Supplied material —
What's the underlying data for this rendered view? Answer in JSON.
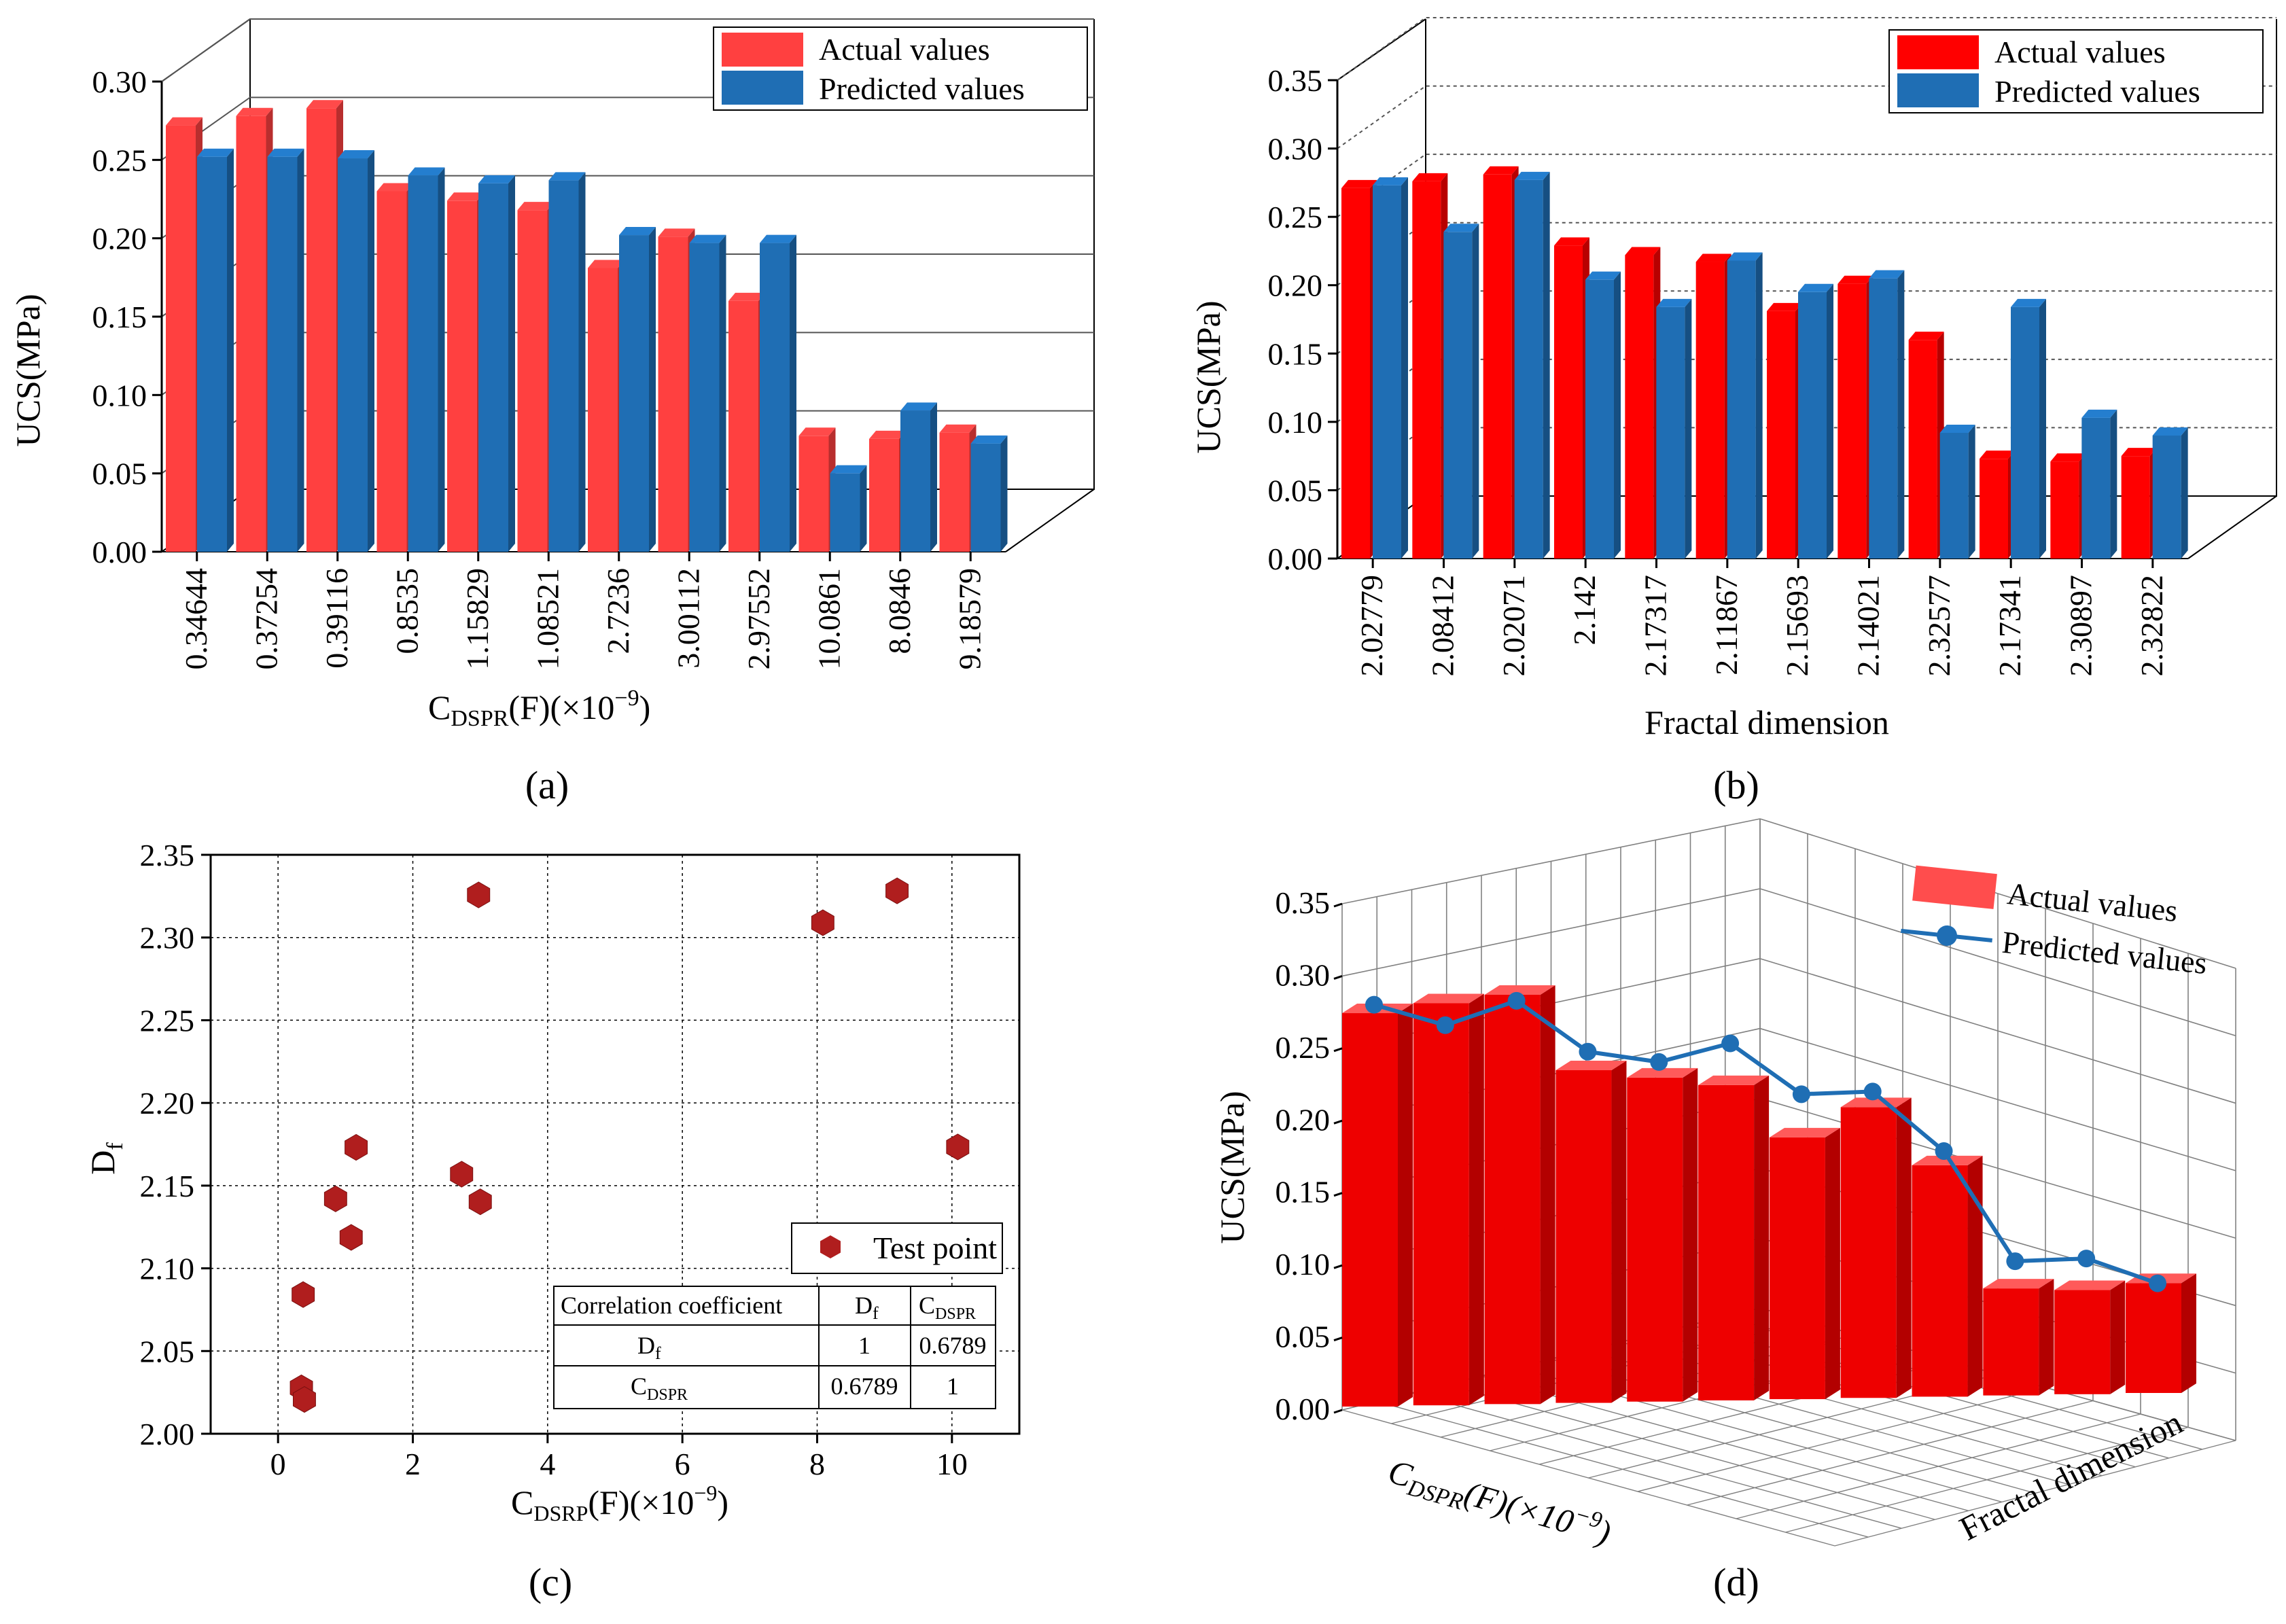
{
  "panels": {
    "a": {
      "caption": "(a)"
    },
    "b": {
      "caption": "(b)"
    },
    "c": {
      "caption": "(c)"
    },
    "d": {
      "caption": "(d)"
    }
  },
  "colors": {
    "actual_a": "#ff4040",
    "actual_b": "#ff0000",
    "predicted": "#1f6eb4",
    "scatter": "#b01e1e",
    "grid": "#808080"
  },
  "chart_data": [
    {
      "id": "a",
      "type": "bar",
      "title": "",
      "xlabel_main": "C",
      "xlabel_sub": "DSPR",
      "xlabel_rest": "(F)(×10",
      "xlabel_sup": "−9",
      "xlabel_end": ")",
      "ylabel": "UCS(MPa)",
      "ylim": [
        0,
        0.3
      ],
      "yticks": [
        "0.00",
        "0.05",
        "0.10",
        "0.15",
        "0.20",
        "0.25",
        "0.30"
      ],
      "categories": [
        "0.34644",
        "0.37254",
        "0.39116",
        "0.8535",
        "1.15829",
        "1.08521",
        "2.7236",
        "3.00112",
        "2.97552",
        "10.0861",
        "8.0846",
        "9.18579"
      ],
      "series": [
        {
          "name": "Actual values",
          "values": [
            0.272,
            0.278,
            0.283,
            0.23,
            0.224,
            0.218,
            0.181,
            0.201,
            0.16,
            0.074,
            0.072,
            0.076
          ]
        },
        {
          "name": "Predicted values",
          "values": [
            0.252,
            0.252,
            0.251,
            0.24,
            0.235,
            0.237,
            0.202,
            0.197,
            0.197,
            0.05,
            0.09,
            0.069
          ]
        }
      ],
      "legend_position": "top-right"
    },
    {
      "id": "b",
      "type": "bar",
      "title": "",
      "xlabel": "Fractal dimension",
      "ylabel": "UCS(MPa)",
      "ylim": [
        0,
        0.35
      ],
      "yticks": [
        "0.00",
        "0.05",
        "0.10",
        "0.15",
        "0.20",
        "0.25",
        "0.30",
        "0.35"
      ],
      "categories": [
        "2.02779",
        "2.08412",
        "2.02071",
        "2.142",
        "2.17317",
        "2.11867",
        "2.15693",
        "2.14021",
        "2.32577",
        "2.17341",
        "2.30897",
        "2.32822"
      ],
      "series": [
        {
          "name": "Actual values",
          "values": [
            0.271,
            0.276,
            0.281,
            0.229,
            0.222,
            0.217,
            0.181,
            0.201,
            0.16,
            0.073,
            0.071,
            0.075
          ]
        },
        {
          "name": "Predicted values",
          "values": [
            0.273,
            0.239,
            0.277,
            0.204,
            0.184,
            0.218,
            0.195,
            0.205,
            0.092,
            0.184,
            0.103,
            0.09
          ]
        }
      ],
      "legend_position": "top-right"
    },
    {
      "id": "c",
      "type": "scatter",
      "title": "",
      "xlabel_main": "C",
      "xlabel_sub": "DSRP",
      "xlabel_rest": "(F)(×10",
      "xlabel_sup": "−9",
      "xlabel_end": ")",
      "ylabel_main": "D",
      "ylabel_sub": "f",
      "xlim": [
        -1,
        11
      ],
      "ylim": [
        2.0,
        2.35
      ],
      "xticks": [
        0,
        2,
        4,
        6,
        8,
        10
      ],
      "yticks": [
        "2.00",
        "2.05",
        "2.10",
        "2.15",
        "2.20",
        "2.25",
        "2.30",
        "2.35"
      ],
      "xtick_labels": [
        "0",
        "2",
        "4",
        "6",
        "8",
        "10"
      ],
      "points": [
        {
          "x": 0.34644,
          "y": 2.02779
        },
        {
          "x": 0.37254,
          "y": 2.08412
        },
        {
          "x": 0.39116,
          "y": 2.02071
        },
        {
          "x": 0.8535,
          "y": 2.142
        },
        {
          "x": 1.15829,
          "y": 2.17317
        },
        {
          "x": 1.08521,
          "y": 2.11867
        },
        {
          "x": 2.7236,
          "y": 2.15693
        },
        {
          "x": 3.00112,
          "y": 2.14021
        },
        {
          "x": 2.97552,
          "y": 2.32577
        },
        {
          "x": 10.0861,
          "y": 2.17341
        },
        {
          "x": 8.0846,
          "y": 2.30897
        },
        {
          "x": 9.18579,
          "y": 2.32822
        }
      ],
      "legend": "Test point",
      "corr_table": {
        "header": [
          "Correlation coefficient",
          "D",
          "f",
          "C",
          "DSPR"
        ],
        "row1": {
          "label_main": "D",
          "label_sub": "f",
          "v1": "1",
          "v2": "0.6789"
        },
        "row2": {
          "label_main": "C",
          "label_sub": "DSPR",
          "v1": "0.6789",
          "v2": "1"
        }
      }
    },
    {
      "id": "d",
      "type": "bar",
      "title": "",
      "ylabel": "UCS(MPa)",
      "xlabel_main": "C",
      "xlabel_sub": "DSPR",
      "xlabel_rest": "(F)(×10",
      "xlabel_sup": "−9",
      "xlabel_end": ")",
      "zlabel": "Fractal dimension",
      "ylim": [
        0,
        0.35
      ],
      "yticks": [
        "0.00",
        "0.05",
        "0.10",
        "0.15",
        "0.20",
        "0.25",
        "0.30",
        "0.35"
      ],
      "series": [
        {
          "name": "Actual values",
          "values": [
            0.272,
            0.278,
            0.283,
            0.23,
            0.224,
            0.218,
            0.181,
            0.201,
            0.16,
            0.074,
            0.072,
            0.076
          ]
        },
        {
          "name": "Predicted values",
          "values": [
            0.275,
            0.26,
            0.276,
            0.24,
            0.232,
            0.244,
            0.208,
            0.209,
            0.167,
            0.09,
            0.091,
            0.073
          ]
        }
      ],
      "legend_position": "top-right"
    }
  ]
}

Required task — Make an exact copy of all the material, but keep the pictures out of it.

Complete output —
What's the underlying data for this rendered view? Answer in JSON.
{
  "panels": {
    "a": {
      "caption": "(a)"
    },
    "b": {
      "caption": "(b)"
    },
    "c": {
      "caption": "(c)"
    },
    "d": {
      "caption": "(d)"
    }
  },
  "colors": {
    "actual_a": "#ff4040",
    "actual_b": "#ff0000",
    "predicted": "#1f6eb4",
    "scatter": "#b01e1e",
    "grid": "#808080"
  },
  "chart_data": [
    {
      "id": "a",
      "type": "bar",
      "title": "",
      "xlabel_main": "C",
      "xlabel_sub": "DSPR",
      "xlabel_rest": "(F)(×10",
      "xlabel_sup": "−9",
      "xlabel_end": ")",
      "ylabel": "UCS(MPa)",
      "ylim": [
        0,
        0.3
      ],
      "yticks": [
        "0.00",
        "0.05",
        "0.10",
        "0.15",
        "0.20",
        "0.25",
        "0.30"
      ],
      "categories": [
        "0.34644",
        "0.37254",
        "0.39116",
        "0.8535",
        "1.15829",
        "1.08521",
        "2.7236",
        "3.00112",
        "2.97552",
        "10.0861",
        "8.0846",
        "9.18579"
      ],
      "series": [
        {
          "name": "Actual values",
          "values": [
            0.272,
            0.278,
            0.283,
            0.23,
            0.224,
            0.218,
            0.181,
            0.201,
            0.16,
            0.074,
            0.072,
            0.076
          ]
        },
        {
          "name": "Predicted values",
          "values": [
            0.252,
            0.252,
            0.251,
            0.24,
            0.235,
            0.237,
            0.202,
            0.197,
            0.197,
            0.05,
            0.09,
            0.069
          ]
        }
      ],
      "legend_position": "top-right"
    },
    {
      "id": "b",
      "type": "bar",
      "title": "",
      "xlabel": "Fractal dimension",
      "ylabel": "UCS(MPa)",
      "ylim": [
        0,
        0.35
      ],
      "yticks": [
        "0.00",
        "0.05",
        "0.10",
        "0.15",
        "0.20",
        "0.25",
        "0.30",
        "0.35"
      ],
      "categories": [
        "2.02779",
        "2.08412",
        "2.02071",
        "2.142",
        "2.17317",
        "2.11867",
        "2.15693",
        "2.14021",
        "2.32577",
        "2.17341",
        "2.30897",
        "2.32822"
      ],
      "series": [
        {
          "name": "Actual values",
          "values": [
            0.271,
            0.276,
            0.281,
            0.229,
            0.222,
            0.217,
            0.181,
            0.201,
            0.16,
            0.073,
            0.071,
            0.075
          ]
        },
        {
          "name": "Predicted values",
          "values": [
            0.273,
            0.239,
            0.277,
            0.204,
            0.184,
            0.218,
            0.195,
            0.205,
            0.092,
            0.184,
            0.103,
            0.09
          ]
        }
      ],
      "legend_position": "top-right"
    },
    {
      "id": "c",
      "type": "scatter",
      "title": "",
      "xlabel_main": "C",
      "xlabel_sub": "DSRP",
      "xlabel_rest": "(F)(×10",
      "xlabel_sup": "−9",
      "xlabel_end": ")",
      "ylabel_main": "D",
      "ylabel_sub": "f",
      "xlim": [
        -1,
        11
      ],
      "ylim": [
        2.0,
        2.35
      ],
      "xticks": [
        0,
        2,
        4,
        6,
        8,
        10
      ],
      "yticks": [
        "2.00",
        "2.05",
        "2.10",
        "2.15",
        "2.20",
        "2.25",
        "2.30",
        "2.35"
      ],
      "xtick_labels": [
        "0",
        "2",
        "4",
        "6",
        "8",
        "10"
      ],
      "points": [
        {
          "x": 0.34644,
          "y": 2.02779
        },
        {
          "x": 0.37254,
          "y": 2.08412
        },
        {
          "x": 0.39116,
          "y": 2.02071
        },
        {
          "x": 0.8535,
          "y": 2.142
        },
        {
          "x": 1.15829,
          "y": 2.17317
        },
        {
          "x": 1.08521,
          "y": 2.11867
        },
        {
          "x": 2.7236,
          "y": 2.15693
        },
        {
          "x": 3.00112,
          "y": 2.14021
        },
        {
          "x": 2.97552,
          "y": 2.32577
        },
        {
          "x": 10.0861,
          "y": 2.17341
        },
        {
          "x": 8.0846,
          "y": 2.30897
        },
        {
          "x": 9.18579,
          "y": 2.32822
        }
      ],
      "legend": "Test point",
      "corr_table": {
        "header": [
          "Correlation coefficient",
          "D",
          "f",
          "C",
          "DSPR"
        ],
        "row1": {
          "label_main": "D",
          "label_sub": "f",
          "v1": "1",
          "v2": "0.6789"
        },
        "row2": {
          "label_main": "C",
          "label_sub": "DSPR",
          "v1": "0.6789",
          "v2": "1"
        }
      }
    },
    {
      "id": "d",
      "type": "bar",
      "title": "",
      "ylabel": "UCS(MPa)",
      "xlabel_main": "C",
      "xlabel_sub": "DSPR",
      "xlabel_rest": "(F)(×10",
      "xlabel_sup": "−9",
      "xlabel_end": ")",
      "zlabel": "Fractal dimension",
      "ylim": [
        0,
        0.35
      ],
      "yticks": [
        "0.00",
        "0.05",
        "0.10",
        "0.15",
        "0.20",
        "0.25",
        "0.30",
        "0.35"
      ],
      "series": [
        {
          "name": "Actual values",
          "values": [
            0.272,
            0.278,
            0.283,
            0.23,
            0.224,
            0.218,
            0.181,
            0.201,
            0.16,
            0.074,
            0.072,
            0.076
          ]
        },
        {
          "name": "Predicted values",
          "values": [
            0.275,
            0.26,
            0.276,
            0.24,
            0.232,
            0.244,
            0.208,
            0.209,
            0.167,
            0.09,
            0.091,
            0.073
          ]
        }
      ],
      "legend_position": "top-right"
    }
  ]
}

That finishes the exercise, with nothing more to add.